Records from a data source
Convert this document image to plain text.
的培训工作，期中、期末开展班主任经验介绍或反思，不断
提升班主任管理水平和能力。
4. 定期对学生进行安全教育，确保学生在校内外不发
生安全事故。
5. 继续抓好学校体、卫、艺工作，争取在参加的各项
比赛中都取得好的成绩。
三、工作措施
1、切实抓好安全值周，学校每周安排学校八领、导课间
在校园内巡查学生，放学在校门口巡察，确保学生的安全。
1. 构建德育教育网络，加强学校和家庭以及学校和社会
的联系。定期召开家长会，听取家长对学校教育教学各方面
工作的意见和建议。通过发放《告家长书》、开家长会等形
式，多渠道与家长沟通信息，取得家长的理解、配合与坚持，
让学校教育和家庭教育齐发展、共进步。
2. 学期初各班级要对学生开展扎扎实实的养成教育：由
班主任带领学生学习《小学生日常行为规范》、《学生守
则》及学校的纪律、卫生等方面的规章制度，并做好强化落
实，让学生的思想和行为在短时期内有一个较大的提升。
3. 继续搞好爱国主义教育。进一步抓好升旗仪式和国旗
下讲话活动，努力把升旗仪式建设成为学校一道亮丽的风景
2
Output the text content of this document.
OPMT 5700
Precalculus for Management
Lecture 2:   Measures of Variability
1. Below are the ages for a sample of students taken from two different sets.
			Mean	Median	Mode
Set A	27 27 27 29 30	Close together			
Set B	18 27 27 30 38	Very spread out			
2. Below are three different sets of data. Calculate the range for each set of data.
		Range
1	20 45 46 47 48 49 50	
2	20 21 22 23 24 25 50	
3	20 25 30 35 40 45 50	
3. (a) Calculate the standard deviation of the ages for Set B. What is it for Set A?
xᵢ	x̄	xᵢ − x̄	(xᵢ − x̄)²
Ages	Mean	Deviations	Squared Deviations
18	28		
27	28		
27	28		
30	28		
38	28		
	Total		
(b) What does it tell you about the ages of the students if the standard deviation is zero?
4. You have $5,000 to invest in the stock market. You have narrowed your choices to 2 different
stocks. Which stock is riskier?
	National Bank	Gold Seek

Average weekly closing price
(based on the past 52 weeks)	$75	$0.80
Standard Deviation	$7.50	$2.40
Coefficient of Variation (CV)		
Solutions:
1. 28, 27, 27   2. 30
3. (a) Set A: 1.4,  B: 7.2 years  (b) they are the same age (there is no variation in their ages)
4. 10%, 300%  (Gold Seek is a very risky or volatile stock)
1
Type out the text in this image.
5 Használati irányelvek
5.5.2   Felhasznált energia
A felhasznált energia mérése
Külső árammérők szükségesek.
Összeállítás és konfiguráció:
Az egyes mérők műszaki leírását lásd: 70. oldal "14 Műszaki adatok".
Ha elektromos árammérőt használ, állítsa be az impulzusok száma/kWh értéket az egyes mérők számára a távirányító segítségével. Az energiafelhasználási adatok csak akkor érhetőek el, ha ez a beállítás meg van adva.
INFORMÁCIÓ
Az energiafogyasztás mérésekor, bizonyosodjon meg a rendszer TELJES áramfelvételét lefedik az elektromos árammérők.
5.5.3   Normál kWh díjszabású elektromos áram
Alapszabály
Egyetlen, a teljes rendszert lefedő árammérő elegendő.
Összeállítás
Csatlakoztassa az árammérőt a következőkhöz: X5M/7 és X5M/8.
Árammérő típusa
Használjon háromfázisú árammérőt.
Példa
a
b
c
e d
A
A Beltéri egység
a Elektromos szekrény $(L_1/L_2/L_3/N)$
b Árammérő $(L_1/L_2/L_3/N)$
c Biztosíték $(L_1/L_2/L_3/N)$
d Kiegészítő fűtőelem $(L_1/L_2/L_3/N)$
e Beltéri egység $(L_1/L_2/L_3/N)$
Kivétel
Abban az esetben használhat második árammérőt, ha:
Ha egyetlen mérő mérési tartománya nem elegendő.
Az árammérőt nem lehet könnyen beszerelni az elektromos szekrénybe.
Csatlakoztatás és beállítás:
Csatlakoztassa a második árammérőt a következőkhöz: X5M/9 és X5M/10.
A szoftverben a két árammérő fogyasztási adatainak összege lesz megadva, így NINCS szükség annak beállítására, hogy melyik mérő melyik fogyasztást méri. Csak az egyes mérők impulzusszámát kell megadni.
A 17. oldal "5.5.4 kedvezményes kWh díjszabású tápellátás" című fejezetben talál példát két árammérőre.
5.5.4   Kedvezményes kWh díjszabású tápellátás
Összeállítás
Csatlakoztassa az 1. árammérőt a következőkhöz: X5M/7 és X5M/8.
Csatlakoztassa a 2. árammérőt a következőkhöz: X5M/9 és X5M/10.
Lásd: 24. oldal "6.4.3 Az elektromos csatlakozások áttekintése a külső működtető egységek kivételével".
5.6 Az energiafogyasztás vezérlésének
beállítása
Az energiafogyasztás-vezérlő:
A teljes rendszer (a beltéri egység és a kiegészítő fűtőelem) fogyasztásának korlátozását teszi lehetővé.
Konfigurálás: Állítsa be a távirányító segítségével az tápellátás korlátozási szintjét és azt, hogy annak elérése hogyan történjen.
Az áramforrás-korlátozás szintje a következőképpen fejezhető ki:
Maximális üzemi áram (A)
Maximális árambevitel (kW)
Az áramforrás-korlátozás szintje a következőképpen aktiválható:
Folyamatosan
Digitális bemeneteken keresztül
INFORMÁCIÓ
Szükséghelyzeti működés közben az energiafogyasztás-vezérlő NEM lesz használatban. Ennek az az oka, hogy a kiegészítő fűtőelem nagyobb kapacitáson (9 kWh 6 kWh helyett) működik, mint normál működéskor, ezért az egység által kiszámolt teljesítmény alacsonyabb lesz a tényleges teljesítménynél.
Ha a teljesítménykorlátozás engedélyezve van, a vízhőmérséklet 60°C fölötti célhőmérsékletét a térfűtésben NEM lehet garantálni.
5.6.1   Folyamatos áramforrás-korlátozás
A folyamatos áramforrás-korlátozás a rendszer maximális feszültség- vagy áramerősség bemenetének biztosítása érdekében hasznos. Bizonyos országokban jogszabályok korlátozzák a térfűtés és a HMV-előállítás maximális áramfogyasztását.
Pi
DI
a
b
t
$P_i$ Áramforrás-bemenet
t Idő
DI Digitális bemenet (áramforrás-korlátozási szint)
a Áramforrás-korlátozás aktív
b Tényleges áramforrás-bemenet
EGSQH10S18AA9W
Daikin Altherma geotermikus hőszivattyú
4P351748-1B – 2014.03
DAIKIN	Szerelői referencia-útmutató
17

REQUIREMENT:
From the records above, please extract every line and repeat it exactly.

OUTPUT:
Convert this document image to plain text.
的培训工作，期中、期末开展班主任经验介绍或反思，不断
提升班主任管理水平和能力。
4. 定期对学生进行安全教育，确保学生在校内外不发
生安全事故。
5. 继续抓好学校体、卫、艺工作，争取在参加的各项
比赛中都取得好的成绩。
三、工作措施
1、切实抓好安全值周，学校每周安排学校八领、导课间
在校园内巡查学生，放学在校门口巡察，确保学生的安全。
1. 构建德育教育网络，加强学校和家庭以及学校和社会
的联系。定期召开家长会，听取家长对学校教育教学各方面
工作的意见和建议。通过发放《告家长书》、开家长会等形
式，多渠道与家长沟通信息，取得家长的理解、配合与坚持，
让学校教育和家庭教育齐发展、共进步。
2. 学期初各班级要对学生开展扎扎实实的养成教育：由
班主任带领学生学习《小学生日常行为规范》、《学生守
则》及学校的纪律、卫生等方面的规章制度，并做好强化落
实，让学生的思想和行为在短时期内有一个较大的提升。
3. 继续搞好爱国主义教育。进一步抓好升旗仪式和国旗
下讲话活动，努力把升旗仪式建设成为学校一道亮丽的风景
2
Output the text content of this document.
OPMT 5700
Precalculus for Management
Lecture 2:   Measures of Variability
1. Below are the ages for a sample of students taken from two different sets.
			Mean	Median	Mode
Set A	27 27 27 29 30	Close together			
Set B	18 27 27 30 38	Very spread out			
2. Below are three different sets of data. Calculate the range for each set of data.
		Range
1	20 45 46 47 48 49 50	
2	20 21 22 23 24 25 50	
3	20 25 30 35 40 45 50	
3. (a) Calculate the standard deviation of the ages for Set B. What is it for Set A?
xᵢ	x̄	xᵢ − x̄	(xᵢ − x̄)²
Ages	Mean	Deviations	Squared Deviations
18	28		
27	28		
27	28		
30	28		
38	28		
	Total		
(b) What does it tell you about the ages of the students if the standard deviation is zero?
4. You have $5,000 to invest in the stock market. You have narrowed your choices to 2 different
stocks. Which stock is riskier?
	National Bank	Gold Seek

Average weekly closing price
(based on the past 52 weeks)	$75	$0.80
Standard Deviation	$7.50	$2.40
Coefficient of Variation (CV)		
Solutions:
1. 28, 27, 27   2. 30
3. (a) Set A: 1.4,  B: 7.2 years  (b) they are the same age (there is no variation in their ages)
4. 10%, 300%  (Gold Seek is a very risky or volatile stock)
1
Type out the text in this image.
5 Használati irányelvek
5.5.2   Felhasznált energia
A felhasznált energia mérése
Külső árammérők szükségesek.
Összeállítás és konfiguráció:
Az egyes mérők műszaki leírását lásd: 70. oldal "14 Műszaki adatok".
Ha elektromos árammérőt használ, állítsa be az impulzusok száma/kWh értéket az egyes mérők számára a távirányító segítségével. Az energiafelhasználási adatok csak akkor érhetőek el, ha ez a beállítás meg van adva.
INFORMÁCIÓ
Az energiafogyasztás mérésekor, bizonyosodjon meg a rendszer TELJES áramfelvételét lefedik az elektromos árammérők.
5.5.3   Normál kWh díjszabású elektromos áram
Alapszabály
Egyetlen, a teljes rendszert lefedő árammérő elegendő.
Összeállítás
Csatlakoztassa az árammérőt a következőkhöz: X5M/7 és X5M/8.
Árammérő típusa
Használjon háromfázisú árammérőt.
Példa
a
b
c
e d
A
A Beltéri egység
a Elektromos szekrény $(L_1/L_2/L_3/N)$
b Árammérő $(L_1/L_2/L_3/N)$
c Biztosíték $(L_1/L_2/L_3/N)$
d Kiegészítő fűtőelem $(L_1/L_2/L_3/N)$
e Beltéri egység $(L_1/L_2/L_3/N)$
Kivétel
Abban az esetben használhat második árammérőt, ha:
Ha egyetlen mérő mérési tartománya nem elegendő.
Az árammérőt nem lehet könnyen beszerelni az elektromos szekrénybe.
Csatlakoztatás és beállítás:
Csatlakoztassa a második árammérőt a következőkhöz: X5M/9 és X5M/10.
A szoftverben a két árammérő fogyasztási adatainak összege lesz megadva, így NINCS szükség annak beállítására, hogy melyik mérő melyik fogyasztást méri. Csak az egyes mérők impulzusszámát kell megadni.
A 17. oldal "5.5.4 kedvezményes kWh díjszabású tápellátás" című fejezetben talál példát két árammérőre.
5.5.4   Kedvezményes kWh díjszabású tápellátás
Összeállítás
Csatlakoztassa az 1. árammérőt a következőkhöz: X5M/7 és X5M/8.
Csatlakoztassa a 2. árammérőt a következőkhöz: X5M/9 és X5M/10.
Lásd: 24. oldal "6.4.3 Az elektromos csatlakozások áttekintése a külső működtető egységek kivételével".
5.6 Az energiafogyasztás vezérlésének
beállítása
Az energiafogyasztás-vezérlő:
A teljes rendszer (a beltéri egység és a kiegészítő fűtőelem) fogyasztásának korlátozását teszi lehetővé.
Konfigurálás: Állítsa be a távirányító segítségével az tápellátás korlátozási szintjét és azt, hogy annak elérése hogyan történjen.
Az áramforrás-korlátozás szintje a következőképpen fejezhető ki:
Maximális üzemi áram (A)
Maximális árambevitel (kW)
Az áramforrás-korlátozás szintje a következőképpen aktiválható:
Folyamatosan
Digitális bemeneteken keresztül
INFORMÁCIÓ
Szükséghelyzeti működés közben az energiafogyasztás-vezérlő NEM lesz használatban. Ennek az az oka, hogy a kiegészítő fűtőelem nagyobb kapacitáson (9 kWh 6 kWh helyett) működik, mint normál működéskor, ezért az egység által kiszámolt teljesítmény alacsonyabb lesz a tényleges teljesítménynél.
Ha a teljesítménykorlátozás engedélyezve van, a vízhőmérséklet 60°C fölötti célhőmérsékletét a térfűtésben NEM lehet garantálni.
5.6.1   Folyamatos áramforrás-korlátozás
A folyamatos áramforrás-korlátozás a rendszer maximális feszültség- vagy áramerősség bemenetének biztosítása érdekében hasznos. Bizonyos országokban jogszabályok korlátozzák a térfűtés és a HMV-előállítás maximális áramfogyasztását.
Pi
DI
a
b
t
$P_i$ Áramforrás-bemenet
t Idő
DI Digitális bemenet (áramforrás-korlátozási szint)
a Áramforrás-korlátozás aktív
b Tényleges áramforrás-bemenet
EGSQH10S18AA9W
Daikin Altherma geotermikus hőszivattyú
4P351748-1B – 2014.03
DAIKIN	Szerelői referencia-útmutató
17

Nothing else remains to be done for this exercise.